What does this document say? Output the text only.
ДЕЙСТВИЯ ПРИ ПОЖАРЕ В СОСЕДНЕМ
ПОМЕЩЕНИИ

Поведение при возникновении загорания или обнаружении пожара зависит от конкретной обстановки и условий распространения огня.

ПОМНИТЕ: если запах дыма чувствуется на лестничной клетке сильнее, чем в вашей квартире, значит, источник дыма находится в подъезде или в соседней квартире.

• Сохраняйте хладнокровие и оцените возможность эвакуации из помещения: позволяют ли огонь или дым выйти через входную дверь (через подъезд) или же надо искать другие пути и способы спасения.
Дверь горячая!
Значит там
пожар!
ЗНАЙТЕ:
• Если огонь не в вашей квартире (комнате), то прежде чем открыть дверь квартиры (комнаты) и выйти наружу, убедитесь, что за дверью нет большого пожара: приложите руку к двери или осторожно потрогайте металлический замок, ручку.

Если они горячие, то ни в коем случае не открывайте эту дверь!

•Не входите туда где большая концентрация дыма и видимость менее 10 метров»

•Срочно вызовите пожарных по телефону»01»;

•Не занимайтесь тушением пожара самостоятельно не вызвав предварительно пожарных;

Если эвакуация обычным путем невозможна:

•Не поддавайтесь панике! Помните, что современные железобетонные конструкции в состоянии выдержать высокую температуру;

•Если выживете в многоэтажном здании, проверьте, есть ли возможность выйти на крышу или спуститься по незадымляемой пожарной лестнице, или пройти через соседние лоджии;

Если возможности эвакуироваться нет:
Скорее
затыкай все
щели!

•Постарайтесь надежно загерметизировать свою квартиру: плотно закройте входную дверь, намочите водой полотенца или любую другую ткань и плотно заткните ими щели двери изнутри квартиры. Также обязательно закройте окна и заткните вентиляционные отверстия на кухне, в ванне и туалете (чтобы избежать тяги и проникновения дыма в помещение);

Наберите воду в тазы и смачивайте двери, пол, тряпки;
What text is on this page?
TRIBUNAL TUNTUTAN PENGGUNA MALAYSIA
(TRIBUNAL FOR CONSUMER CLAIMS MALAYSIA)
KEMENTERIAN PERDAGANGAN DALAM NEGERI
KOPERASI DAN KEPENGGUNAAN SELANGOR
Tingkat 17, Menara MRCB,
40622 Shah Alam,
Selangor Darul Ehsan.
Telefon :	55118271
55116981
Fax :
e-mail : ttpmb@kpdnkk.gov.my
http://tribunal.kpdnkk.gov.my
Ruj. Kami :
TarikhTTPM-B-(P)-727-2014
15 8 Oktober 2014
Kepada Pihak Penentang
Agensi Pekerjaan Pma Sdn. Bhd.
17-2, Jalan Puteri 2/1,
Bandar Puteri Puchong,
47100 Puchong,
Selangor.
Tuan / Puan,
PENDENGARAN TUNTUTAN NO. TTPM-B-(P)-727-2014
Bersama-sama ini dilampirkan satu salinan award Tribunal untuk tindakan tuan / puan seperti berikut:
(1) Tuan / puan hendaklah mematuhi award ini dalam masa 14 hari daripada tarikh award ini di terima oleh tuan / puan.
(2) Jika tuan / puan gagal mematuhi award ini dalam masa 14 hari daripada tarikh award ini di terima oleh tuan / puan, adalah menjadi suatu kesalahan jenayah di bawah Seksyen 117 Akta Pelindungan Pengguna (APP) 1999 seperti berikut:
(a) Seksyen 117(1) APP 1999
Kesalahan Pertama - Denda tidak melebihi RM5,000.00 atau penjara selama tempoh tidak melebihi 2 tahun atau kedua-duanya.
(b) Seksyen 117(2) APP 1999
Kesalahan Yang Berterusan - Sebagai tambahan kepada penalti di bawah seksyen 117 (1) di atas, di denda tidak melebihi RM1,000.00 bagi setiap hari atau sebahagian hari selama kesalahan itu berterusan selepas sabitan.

- - -

From the line that contains "What text is on this page?" to the last line of the material above, repeat every line exactly, keeping both the first and the last.

What text is on this page?
TRIBUNAL TUNTUTAN PENGGUNA MALAYSIA
(TRIBUNAL FOR CONSUMER CLAIMS MALAYSIA)
KEMENTERIAN PERDAGANGAN DALAM NEGERI
KOPERASI DAN KEPENGGUNAAN SELANGOR
Tingkat 17, Menara MRCB,
40622 Shah Alam,
Selangor Darul Ehsan.
Telefon :	55118271
55116981
Fax :
e-mail : ttpmb@kpdnkk.gov.my
http://tribunal.kpdnkk.gov.my
Ruj. Kami :
TarikhTTPM-B-(P)-727-2014
15 8 Oktober 2014
Kepada Pihak Penentang
Agensi Pekerjaan Pma Sdn. Bhd.
17-2, Jalan Puteri 2/1,
Bandar Puteri Puchong,
47100 Puchong,
Selangor.
Tuan / Puan,
PENDENGARAN TUNTUTAN NO. TTPM-B-(P)-727-2014
Bersama-sama ini dilampirkan satu salinan award Tribunal untuk tindakan tuan / puan seperti berikut:
(1) Tuan / puan hendaklah mematuhi award ini dalam masa 14 hari daripada tarikh award ini di terima oleh tuan / puan.
(2) Jika tuan / puan gagal mematuhi award ini dalam masa 14 hari daripada tarikh award ini di terima oleh tuan / puan, adalah menjadi suatu kesalahan jenayah di bawah Seksyen 117 Akta Pelindungan Pengguna (APP) 1999 seperti berikut:
(a) Seksyen 117(1) APP 1999
Kesalahan Pertama - Denda tidak melebihi RM5,000.00 atau penjara selama tempoh tidak melebihi 2 tahun atau kedua-duanya.
(b) Seksyen 117(2) APP 1999
Kesalahan Yang Berterusan - Sebagai tambahan kepada penalti di bawah seksyen 117 (1) di atas, di denda tidak melebihi RM1,000.00 bagi setiap hari atau sebahagian hari selama kesalahan itu berterusan selepas sabitan.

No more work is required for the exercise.